LISTING:
** start **

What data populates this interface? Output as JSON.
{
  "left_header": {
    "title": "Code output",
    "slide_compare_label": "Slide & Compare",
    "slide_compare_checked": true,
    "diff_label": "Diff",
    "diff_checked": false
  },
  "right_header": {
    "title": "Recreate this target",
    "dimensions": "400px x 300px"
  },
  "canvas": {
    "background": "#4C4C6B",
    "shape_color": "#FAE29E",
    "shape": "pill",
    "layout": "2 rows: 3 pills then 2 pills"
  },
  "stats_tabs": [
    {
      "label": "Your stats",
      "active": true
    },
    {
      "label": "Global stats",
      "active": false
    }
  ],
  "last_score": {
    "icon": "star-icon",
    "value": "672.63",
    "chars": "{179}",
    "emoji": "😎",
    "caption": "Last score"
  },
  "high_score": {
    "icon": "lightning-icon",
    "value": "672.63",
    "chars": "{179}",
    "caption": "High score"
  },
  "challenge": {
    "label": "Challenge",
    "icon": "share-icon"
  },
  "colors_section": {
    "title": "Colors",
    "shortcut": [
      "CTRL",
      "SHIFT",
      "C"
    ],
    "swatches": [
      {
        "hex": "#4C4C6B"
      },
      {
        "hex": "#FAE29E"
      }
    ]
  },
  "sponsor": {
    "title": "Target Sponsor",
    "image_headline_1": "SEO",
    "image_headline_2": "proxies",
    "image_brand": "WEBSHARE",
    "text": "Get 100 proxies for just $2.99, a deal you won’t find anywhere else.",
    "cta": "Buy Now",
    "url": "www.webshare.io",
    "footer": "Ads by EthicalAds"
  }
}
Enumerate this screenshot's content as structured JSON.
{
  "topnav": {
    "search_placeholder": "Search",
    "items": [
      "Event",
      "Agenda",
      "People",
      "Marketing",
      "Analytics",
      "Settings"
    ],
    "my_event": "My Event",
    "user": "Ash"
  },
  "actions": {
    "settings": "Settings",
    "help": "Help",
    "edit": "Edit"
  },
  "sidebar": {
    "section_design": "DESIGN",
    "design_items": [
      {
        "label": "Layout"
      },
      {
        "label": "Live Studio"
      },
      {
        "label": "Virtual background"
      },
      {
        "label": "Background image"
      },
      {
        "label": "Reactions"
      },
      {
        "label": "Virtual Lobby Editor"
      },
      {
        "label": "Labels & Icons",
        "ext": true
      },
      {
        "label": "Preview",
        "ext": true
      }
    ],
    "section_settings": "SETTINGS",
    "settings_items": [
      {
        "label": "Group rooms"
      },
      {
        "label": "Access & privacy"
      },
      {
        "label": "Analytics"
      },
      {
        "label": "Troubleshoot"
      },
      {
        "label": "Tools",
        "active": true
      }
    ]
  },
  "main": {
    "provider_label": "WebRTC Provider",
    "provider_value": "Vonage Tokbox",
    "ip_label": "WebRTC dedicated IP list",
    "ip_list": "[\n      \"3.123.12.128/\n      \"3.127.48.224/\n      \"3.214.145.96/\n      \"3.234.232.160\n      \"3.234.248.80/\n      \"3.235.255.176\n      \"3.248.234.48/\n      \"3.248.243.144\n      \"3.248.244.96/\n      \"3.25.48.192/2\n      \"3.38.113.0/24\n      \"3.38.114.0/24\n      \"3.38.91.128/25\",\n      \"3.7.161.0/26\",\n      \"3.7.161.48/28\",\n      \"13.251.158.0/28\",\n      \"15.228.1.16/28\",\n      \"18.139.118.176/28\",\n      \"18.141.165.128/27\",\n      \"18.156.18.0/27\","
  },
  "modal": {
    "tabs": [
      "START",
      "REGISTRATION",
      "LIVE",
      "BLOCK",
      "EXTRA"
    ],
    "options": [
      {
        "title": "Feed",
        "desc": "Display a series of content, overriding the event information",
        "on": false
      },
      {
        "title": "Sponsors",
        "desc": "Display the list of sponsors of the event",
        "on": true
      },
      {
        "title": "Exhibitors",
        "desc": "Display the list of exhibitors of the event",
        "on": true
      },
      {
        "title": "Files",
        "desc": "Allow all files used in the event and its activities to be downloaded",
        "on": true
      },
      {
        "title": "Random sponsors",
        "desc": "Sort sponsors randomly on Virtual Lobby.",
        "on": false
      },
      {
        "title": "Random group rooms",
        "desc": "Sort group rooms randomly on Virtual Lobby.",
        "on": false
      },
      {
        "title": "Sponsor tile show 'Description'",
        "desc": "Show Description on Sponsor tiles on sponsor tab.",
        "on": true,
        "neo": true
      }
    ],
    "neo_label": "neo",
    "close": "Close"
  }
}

** end **

YOUR OBJECTIVE: Transcribe the material above word for word.

ANSWER IN FULL:
What data populates this interface? Output as JSON.
{
  "left_header": {
    "title": "Code output",
    "slide_compare_label": "Slide & Compare",
    "slide_compare_checked": true,
    "diff_label": "Diff",
    "diff_checked": false
  },
  "right_header": {
    "title": "Recreate this target",
    "dimensions": "400px x 300px"
  },
  "canvas": {
    "background": "#4C4C6B",
    "shape_color": "#FAE29E",
    "shape": "pill",
    "layout": "2 rows: 3 pills then 2 pills"
  },
  "stats_tabs": [
    {
      "label": "Your stats",
      "active": true
    },
    {
      "label": "Global stats",
      "active": false
    }
  ],
  "last_score": {
    "icon": "star-icon",
    "value": "672.63",
    "chars": "{179}",
    "emoji": "😎",
    "caption": "Last score"
  },
  "high_score": {
    "icon": "lightning-icon",
    "value": "672.63",
    "chars": "{179}",
    "caption": "High score"
  },
  "challenge": {
    "label": "Challenge",
    "icon": "share-icon"
  },
  "colors_section": {
    "title": "Colors",
    "shortcut": [
      "CTRL",
      "SHIFT",
      "C"
    ],
    "swatches": [
      {
        "hex": "#4C4C6B"
      },
      {
        "hex": "#FAE29E"
      }
    ]
  },
  "sponsor": {
    "title": "Target Sponsor",
    "image_headline_1": "SEO",
    "image_headline_2": "proxies",
    "image_brand": "WEBSHARE",
    "text": "Get 100 proxies for just $2.99, a deal you won’t find anywhere else.",
    "cta": "Buy Now",
    "url": "www.webshare.io",
    "footer": "Ads by EthicalAds"
  }
}
Enumerate this screenshot's content as structured JSON.
{
  "topnav": {
    "search_placeholder": "Search",
    "items": [
      "Event",
      "Agenda",
      "People",
      "Marketing",
      "Analytics",
      "Settings"
    ],
    "my_event": "My Event",
    "user": "Ash"
  },
  "actions": {
    "settings": "Settings",
    "help": "Help",
    "edit": "Edit"
  },
  "sidebar": {
    "section_design": "DESIGN",
    "design_items": [
      {
        "label": "Layout"
      },
      {
        "label": "Live Studio"
      },
      {
        "label": "Virtual background"
      },
      {
        "label": "Background image"
      },
      {
        "label": "Reactions"
      },
      {
        "label": "Virtual Lobby Editor"
      },
      {
        "label": "Labels & Icons",
        "ext": true
      },
      {
        "label": "Preview",
        "ext": true
      }
    ],
    "section_settings": "SETTINGS",
    "settings_items": [
      {
        "label": "Group rooms"
      },
      {
        "label": "Access & privacy"
      },
      {
        "label": "Analytics"
      },
      {
        "label": "Troubleshoot"
      },
      {
        "label": "Tools",
        "active": true
      }
    ]
  },
  "main": {
    "provider_label": "WebRTC Provider",
    "provider_value": "Vonage Tokbox",
    "ip_label": "WebRTC dedicated IP list",
    "ip_list": "[\n      \"3.123.12.128/\n      \"3.127.48.224/\n      \"3.214.145.96/\n      \"3.234.232.160\n      \"3.234.248.80/\n      \"3.235.255.176\n      \"3.248.234.48/\n      \"3.248.243.144\n      \"3.248.244.96/\n      \"3.25.48.192/2\n      \"3.38.113.0/24\n      \"3.38.114.0/24\n      \"3.38.91.128/25\",\n      \"3.7.161.0/26\",\n      \"3.7.161.48/28\",\n      \"13.251.158.0/28\",\n      \"15.228.1.16/28\",\n      \"18.139.118.176/28\",\n      \"18.141.165.128/27\",\n      \"18.156.18.0/27\","
  },
  "modal": {
    "tabs": [
      "START",
      "REGISTRATION",
      "LIVE",
      "BLOCK",
      "EXTRA"
    ],
    "options": [
      {
        "title": "Feed",
        "desc": "Display a series of content, overriding the event information",
        "on": false
      },
      {
        "title": "Sponsors",
        "desc": "Display the list of sponsors of the event",
        "on": true
      },
      {
        "title": "Exhibitors",
        "desc": "Display the list of exhibitors of the event",
        "on": true
      },
      {
        "title": "Files",
        "desc": "Allow all files used in the event and its activities to be downloaded",
        "on": true
      },
      {
        "title": "Random sponsors",
        "desc": "Sort sponsors randomly on Virtual Lobby.",
        "on": false
      },
      {
        "title": "Random group rooms",
        "desc": "Sort group rooms randomly on Virtual Lobby.",
        "on": false
      },
      {
        "title": "Sponsor tile show 'Description'",
        "desc": "Show Description on Sponsor tiles on sponsor tab.",
        "on": true,
        "neo": true
      }
    ],
    "neo_label": "neo",
    "close": "Close"
  }
}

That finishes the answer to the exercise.